» **WHAT YOU WILL DO**: Read the data and repeat all of it exactly.

Begin

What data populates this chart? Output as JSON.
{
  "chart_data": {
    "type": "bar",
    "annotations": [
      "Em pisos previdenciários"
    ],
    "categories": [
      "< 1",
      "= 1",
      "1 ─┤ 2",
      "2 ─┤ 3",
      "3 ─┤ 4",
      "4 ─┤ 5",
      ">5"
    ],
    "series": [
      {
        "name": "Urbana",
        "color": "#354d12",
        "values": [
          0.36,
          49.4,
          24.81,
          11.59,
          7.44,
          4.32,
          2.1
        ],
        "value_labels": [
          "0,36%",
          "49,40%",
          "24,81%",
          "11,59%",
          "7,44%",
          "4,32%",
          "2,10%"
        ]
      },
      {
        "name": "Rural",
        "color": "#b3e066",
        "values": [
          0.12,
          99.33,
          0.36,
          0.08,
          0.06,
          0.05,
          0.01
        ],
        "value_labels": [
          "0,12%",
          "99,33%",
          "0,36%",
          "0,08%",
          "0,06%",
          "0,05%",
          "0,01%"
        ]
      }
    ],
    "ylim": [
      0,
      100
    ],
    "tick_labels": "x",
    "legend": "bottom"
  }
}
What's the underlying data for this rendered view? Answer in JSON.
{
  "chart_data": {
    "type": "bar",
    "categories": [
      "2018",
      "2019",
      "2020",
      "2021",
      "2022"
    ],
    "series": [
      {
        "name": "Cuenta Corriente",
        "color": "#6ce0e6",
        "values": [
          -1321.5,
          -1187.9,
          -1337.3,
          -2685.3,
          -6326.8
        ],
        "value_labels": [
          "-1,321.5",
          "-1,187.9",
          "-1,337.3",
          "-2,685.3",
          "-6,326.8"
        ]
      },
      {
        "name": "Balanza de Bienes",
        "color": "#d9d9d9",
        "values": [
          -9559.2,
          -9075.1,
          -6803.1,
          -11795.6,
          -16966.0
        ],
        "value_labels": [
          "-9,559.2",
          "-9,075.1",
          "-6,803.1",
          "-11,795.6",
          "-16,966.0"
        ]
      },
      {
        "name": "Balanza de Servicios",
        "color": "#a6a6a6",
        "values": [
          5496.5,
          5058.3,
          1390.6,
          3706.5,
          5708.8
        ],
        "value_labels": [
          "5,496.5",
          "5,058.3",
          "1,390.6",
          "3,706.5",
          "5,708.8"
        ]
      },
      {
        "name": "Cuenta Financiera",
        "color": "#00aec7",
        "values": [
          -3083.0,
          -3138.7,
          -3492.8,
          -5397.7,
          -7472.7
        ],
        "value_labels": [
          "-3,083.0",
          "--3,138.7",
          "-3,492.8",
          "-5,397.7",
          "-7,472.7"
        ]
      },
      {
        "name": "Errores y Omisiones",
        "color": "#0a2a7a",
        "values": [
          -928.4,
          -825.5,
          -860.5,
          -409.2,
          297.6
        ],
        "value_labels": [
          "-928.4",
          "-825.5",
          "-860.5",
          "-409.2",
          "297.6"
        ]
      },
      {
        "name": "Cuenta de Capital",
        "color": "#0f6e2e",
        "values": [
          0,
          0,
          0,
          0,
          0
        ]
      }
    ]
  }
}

End

» **CORRECT ANSWER**:
What data populates this chart? Output as JSON.
{
  "chart_data": {
    "type": "bar",
    "annotations": [
      "Em pisos previdenciários"
    ],
    "categories": [
      "< 1",
      "= 1",
      "1 ─┤ 2",
      "2 ─┤ 3",
      "3 ─┤ 4",
      "4 ─┤ 5",
      ">5"
    ],
    "series": [
      {
        "name": "Urbana",
        "color": "#354d12",
        "values": [
          0.36,
          49.4,
          24.81,
          11.59,
          7.44,
          4.32,
          2.1
        ],
        "value_labels": [
          "0,36%",
          "49,40%",
          "24,81%",
          "11,59%",
          "7,44%",
          "4,32%",
          "2,10%"
        ]
      },
      {
        "name": "Rural",
        "color": "#b3e066",
        "values": [
          0.12,
          99.33,
          0.36,
          0.08,
          0.06,
          0.05,
          0.01
        ],
        "value_labels": [
          "0,12%",
          "99,33%",
          "0,36%",
          "0,08%",
          "0,06%",
          "0,05%",
          "0,01%"
        ]
      }
    ],
    "ylim": [
      0,
      100
    ],
    "tick_labels": "x",
    "legend": "bottom"
  }
}
What's the underlying data for this rendered view? Answer in JSON.
{
  "chart_data": {
    "type": "bar",
    "categories": [
      "2018",
      "2019",
      "2020",
      "2021",
      "2022"
    ],
    "series": [
      {
        "name": "Cuenta Corriente",
        "color": "#6ce0e6",
        "values": [
          -1321.5,
          -1187.9,
          -1337.3,
          -2685.3,
          -6326.8
        ],
        "value_labels": [
          "-1,321.5",
          "-1,187.9",
          "-1,337.3",
          "-2,685.3",
          "-6,326.8"
        ]
      },
      {
        "name": "Balanza de Bienes",
        "color": "#d9d9d9",
        "values": [
          -9559.2,
          -9075.1,
          -6803.1,
          -11795.6,
          -16966.0
        ],
        "value_labels": [
          "-9,559.2",
          "-9,075.1",
          "-6,803.1",
          "-11,795.6",
          "-16,966.0"
        ]
      },
      {
        "name": "Balanza de Servicios",
        "color": "#a6a6a6",
        "values": [
          5496.5,
          5058.3,
          1390.6,
          3706.5,
          5708.8
        ],
        "value_labels": [
          "5,496.5",
          "5,058.3",
          "1,390.6",
          "3,706.5",
          "5,708.8"
        ]
      },
      {
        "name": "Cuenta Financiera",
        "color": "#00aec7",
        "values": [
          -3083.0,
          -3138.7,
          -3492.8,
          -5397.7,
          -7472.7
        ],
        "value_labels": [
          "-3,083.0",
          "--3,138.7",
          "-3,492.8",
          "-5,397.7",
          "-7,472.7"
        ]
      },
      {
        "name": "Errores y Omisiones",
        "color": "#0a2a7a",
        "values": [
          -928.4,
          -825.5,
          -860.5,
          -409.2,
          297.6
        ],
        "value_labels": [
          "-928.4",
          "-825.5",
          "-860.5",
          "-409.2",
          "297.6"
        ]
      },
      {
        "name": "Cuenta de Capital",
        "color": "#0f6e2e",
        "values": [
          0,
          0,
          0,
          0,
          0
        ]
      }
    ]
  }
}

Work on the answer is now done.